### TASK BRIEF
Rewrite the stretch of lines from the start through the one containing "outlier-point [355,199,362,206]", putting "y-axis-tick-label" wherever "y-tick-label" appears and leaving everything else as it is.

------------------------

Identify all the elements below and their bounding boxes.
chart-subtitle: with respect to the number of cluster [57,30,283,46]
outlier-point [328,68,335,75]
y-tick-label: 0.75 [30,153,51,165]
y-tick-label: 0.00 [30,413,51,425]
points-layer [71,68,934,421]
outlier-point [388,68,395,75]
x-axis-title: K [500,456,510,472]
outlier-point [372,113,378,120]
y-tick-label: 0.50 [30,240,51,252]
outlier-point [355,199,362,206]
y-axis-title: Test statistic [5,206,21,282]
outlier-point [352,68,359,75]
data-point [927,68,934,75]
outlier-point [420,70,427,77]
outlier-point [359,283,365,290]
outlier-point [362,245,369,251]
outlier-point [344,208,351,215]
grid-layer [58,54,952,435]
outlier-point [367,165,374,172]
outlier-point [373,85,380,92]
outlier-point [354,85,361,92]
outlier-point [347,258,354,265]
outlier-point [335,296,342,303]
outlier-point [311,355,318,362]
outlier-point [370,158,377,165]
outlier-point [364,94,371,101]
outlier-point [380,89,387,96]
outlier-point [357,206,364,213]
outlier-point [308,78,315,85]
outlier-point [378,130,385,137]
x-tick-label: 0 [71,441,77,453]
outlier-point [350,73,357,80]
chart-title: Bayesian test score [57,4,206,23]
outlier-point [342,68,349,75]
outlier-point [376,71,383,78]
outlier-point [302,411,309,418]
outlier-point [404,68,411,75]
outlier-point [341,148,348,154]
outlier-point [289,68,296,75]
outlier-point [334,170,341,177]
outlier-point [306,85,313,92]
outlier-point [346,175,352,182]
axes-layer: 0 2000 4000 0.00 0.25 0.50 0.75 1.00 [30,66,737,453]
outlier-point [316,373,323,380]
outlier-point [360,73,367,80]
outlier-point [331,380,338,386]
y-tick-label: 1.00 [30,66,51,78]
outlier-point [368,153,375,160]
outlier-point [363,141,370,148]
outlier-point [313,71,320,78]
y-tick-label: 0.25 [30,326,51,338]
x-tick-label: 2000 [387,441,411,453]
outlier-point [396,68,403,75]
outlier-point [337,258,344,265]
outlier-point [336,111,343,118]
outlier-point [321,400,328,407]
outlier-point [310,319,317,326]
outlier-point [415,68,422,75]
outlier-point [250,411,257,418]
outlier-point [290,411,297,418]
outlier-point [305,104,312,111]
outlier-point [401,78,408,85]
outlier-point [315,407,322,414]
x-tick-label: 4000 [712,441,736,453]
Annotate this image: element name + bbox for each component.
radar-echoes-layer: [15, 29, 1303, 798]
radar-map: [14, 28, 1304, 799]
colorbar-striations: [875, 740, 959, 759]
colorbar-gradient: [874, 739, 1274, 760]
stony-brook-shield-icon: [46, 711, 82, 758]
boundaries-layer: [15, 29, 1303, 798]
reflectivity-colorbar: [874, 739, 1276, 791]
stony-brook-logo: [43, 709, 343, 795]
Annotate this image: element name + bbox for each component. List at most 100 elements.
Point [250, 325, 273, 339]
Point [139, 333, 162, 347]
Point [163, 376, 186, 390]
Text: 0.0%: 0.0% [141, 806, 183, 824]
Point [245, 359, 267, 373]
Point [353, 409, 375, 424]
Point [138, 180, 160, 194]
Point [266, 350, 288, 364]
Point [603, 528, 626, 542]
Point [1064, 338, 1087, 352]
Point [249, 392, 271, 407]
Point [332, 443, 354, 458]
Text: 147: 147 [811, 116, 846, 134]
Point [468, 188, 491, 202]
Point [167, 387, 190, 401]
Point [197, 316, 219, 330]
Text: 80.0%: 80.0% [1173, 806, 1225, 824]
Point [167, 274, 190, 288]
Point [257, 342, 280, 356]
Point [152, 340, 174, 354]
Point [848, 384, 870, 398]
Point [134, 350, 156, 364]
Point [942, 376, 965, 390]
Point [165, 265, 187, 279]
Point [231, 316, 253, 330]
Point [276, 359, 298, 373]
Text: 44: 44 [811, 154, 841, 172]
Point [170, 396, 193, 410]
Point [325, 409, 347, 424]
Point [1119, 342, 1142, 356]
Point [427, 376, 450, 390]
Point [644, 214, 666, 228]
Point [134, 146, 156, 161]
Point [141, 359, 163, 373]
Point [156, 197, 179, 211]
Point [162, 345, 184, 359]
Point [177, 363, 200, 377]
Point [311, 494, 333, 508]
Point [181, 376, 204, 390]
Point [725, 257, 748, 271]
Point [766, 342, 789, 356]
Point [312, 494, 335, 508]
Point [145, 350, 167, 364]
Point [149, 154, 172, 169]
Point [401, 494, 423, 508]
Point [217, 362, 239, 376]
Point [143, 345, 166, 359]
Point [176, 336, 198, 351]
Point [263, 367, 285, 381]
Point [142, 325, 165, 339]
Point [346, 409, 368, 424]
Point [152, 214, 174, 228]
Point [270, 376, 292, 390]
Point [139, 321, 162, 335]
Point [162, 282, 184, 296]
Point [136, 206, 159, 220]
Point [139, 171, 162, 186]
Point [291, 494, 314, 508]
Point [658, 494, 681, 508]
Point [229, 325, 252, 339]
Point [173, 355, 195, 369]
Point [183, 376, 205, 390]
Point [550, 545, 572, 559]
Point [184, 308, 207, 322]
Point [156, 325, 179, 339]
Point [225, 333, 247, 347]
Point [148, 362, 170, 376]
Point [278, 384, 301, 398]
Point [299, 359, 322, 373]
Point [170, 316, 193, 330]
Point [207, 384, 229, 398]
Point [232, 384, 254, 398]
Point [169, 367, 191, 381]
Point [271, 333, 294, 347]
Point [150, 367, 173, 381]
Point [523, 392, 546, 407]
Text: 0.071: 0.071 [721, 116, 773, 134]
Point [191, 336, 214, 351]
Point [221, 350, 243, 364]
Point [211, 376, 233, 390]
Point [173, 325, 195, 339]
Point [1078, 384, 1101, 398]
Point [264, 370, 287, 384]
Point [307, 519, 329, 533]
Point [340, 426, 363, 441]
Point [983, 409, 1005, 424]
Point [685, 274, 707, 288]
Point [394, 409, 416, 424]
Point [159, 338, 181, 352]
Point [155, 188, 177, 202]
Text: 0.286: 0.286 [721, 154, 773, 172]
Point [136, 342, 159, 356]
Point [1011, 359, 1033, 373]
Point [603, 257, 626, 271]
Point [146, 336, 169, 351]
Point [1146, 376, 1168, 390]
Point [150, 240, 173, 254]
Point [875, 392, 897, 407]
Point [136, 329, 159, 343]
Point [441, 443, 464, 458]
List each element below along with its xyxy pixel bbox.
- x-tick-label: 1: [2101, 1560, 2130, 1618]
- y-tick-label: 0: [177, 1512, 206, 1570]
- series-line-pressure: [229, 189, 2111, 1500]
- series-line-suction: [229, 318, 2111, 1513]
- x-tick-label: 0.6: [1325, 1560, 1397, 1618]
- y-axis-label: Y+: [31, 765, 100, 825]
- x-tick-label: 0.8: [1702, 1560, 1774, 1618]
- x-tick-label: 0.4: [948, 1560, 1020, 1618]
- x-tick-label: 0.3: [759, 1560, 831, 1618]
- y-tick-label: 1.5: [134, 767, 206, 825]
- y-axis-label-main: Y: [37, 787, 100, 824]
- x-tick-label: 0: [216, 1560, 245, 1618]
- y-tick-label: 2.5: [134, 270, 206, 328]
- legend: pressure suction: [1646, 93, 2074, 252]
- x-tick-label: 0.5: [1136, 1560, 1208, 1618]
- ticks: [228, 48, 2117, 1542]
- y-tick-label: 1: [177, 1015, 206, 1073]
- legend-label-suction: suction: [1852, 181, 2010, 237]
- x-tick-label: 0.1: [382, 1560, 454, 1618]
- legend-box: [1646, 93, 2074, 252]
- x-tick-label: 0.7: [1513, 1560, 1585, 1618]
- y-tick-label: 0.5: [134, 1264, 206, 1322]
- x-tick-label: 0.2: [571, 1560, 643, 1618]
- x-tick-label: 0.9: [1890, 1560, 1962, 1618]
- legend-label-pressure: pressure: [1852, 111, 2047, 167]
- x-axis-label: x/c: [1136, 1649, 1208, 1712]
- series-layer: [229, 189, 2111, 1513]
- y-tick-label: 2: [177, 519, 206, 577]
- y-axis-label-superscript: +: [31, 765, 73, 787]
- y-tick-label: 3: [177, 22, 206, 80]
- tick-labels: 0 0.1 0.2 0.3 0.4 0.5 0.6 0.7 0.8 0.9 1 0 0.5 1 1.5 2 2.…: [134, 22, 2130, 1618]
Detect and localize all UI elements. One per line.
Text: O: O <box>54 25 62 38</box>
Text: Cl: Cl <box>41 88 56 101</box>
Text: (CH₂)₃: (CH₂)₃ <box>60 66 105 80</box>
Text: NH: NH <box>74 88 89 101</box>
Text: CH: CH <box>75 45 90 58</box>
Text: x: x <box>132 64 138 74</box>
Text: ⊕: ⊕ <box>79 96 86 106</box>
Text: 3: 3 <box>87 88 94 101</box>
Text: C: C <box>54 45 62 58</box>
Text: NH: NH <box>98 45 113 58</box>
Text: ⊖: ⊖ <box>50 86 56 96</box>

------------------------

### WRITTEN ANSWER
Identify all the elements below and their bounding boxes.
chart-subtitle: with respect to the number of cluster [57,30,283,46]
outlier-point [328,68,335,75]
y-axis-tick-label: 0.75 [30,153,51,165]
y-axis-tick-label: 0.00 [30,413,51,425]
points-layer [71,68,934,421]
outlier-point [388,68,395,75]
x-axis-title: K [500,456,510,472]
outlier-point [372,113,378,120]
y-axis-tick-label: 0.50 [30,240,51,252]
outlier-point [355,199,362,206]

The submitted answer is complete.